Input for this task:

▽

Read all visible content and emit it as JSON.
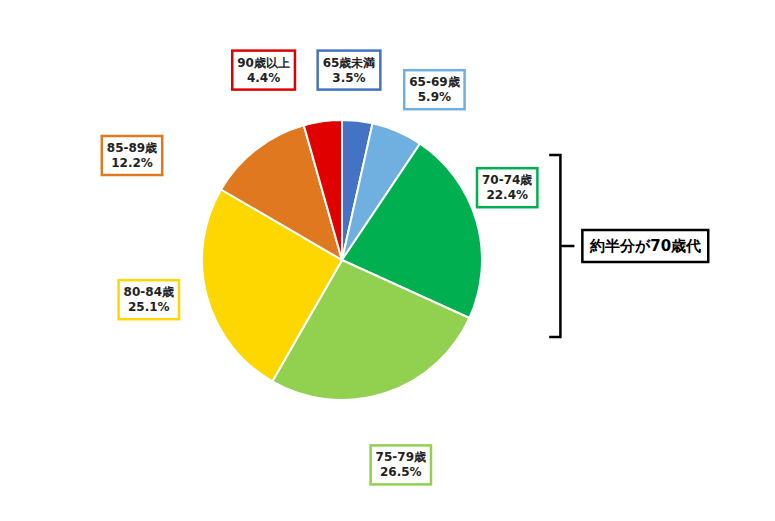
{
  "chart_data": {
    "type": "pie",
    "categories": [
      "65歳未満",
      "65-69歳",
      "70-74歳",
      "75-79歳",
      "80-84歳",
      "85-89歳",
      "90歳以上"
    ],
    "values": [
      3.5,
      5.9,
      22.4,
      26.5,
      25.1,
      12.2,
      4.4
    ],
    "value_labels": [
      "3.5%",
      "5.9%",
      "22.4%",
      "26.5%",
      "25.1%",
      "12.2%",
      "4.4%"
    ],
    "colors": [
      "#4472C4",
      "#70B0E0",
      "#00B050",
      "#92D050",
      "#FFD700",
      "#E07820",
      "#E00000"
    ],
    "data_labels": true,
    "annotations": [
      "約半分が70歳代"
    ]
  }
}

△

The pictures in the entries should be left out; output everything else exactly.

Answer below:
Read all visible content and emit it as JSON.
{
  "chart_data": {
    "type": "pie",
    "categories": [
      "65歳未満",
      "65-69歳",
      "70-74歳",
      "75-79歳",
      "80-84歳",
      "85-89歳",
      "90歳以上"
    ],
    "values": [
      3.5,
      5.9,
      22.4,
      26.5,
      25.1,
      12.2,
      4.4
    ],
    "value_labels": [
      "3.5%",
      "5.9%",
      "22.4%",
      "26.5%",
      "25.1%",
      "12.2%",
      "4.4%"
    ],
    "colors": [
      "#4472C4",
      "#70B0E0",
      "#00B050",
      "#92D050",
      "#FFD700",
      "#E07820",
      "#E00000"
    ],
    "data_labels": true,
    "annotations": [
      "約半分が70歳代"
    ]
  }
}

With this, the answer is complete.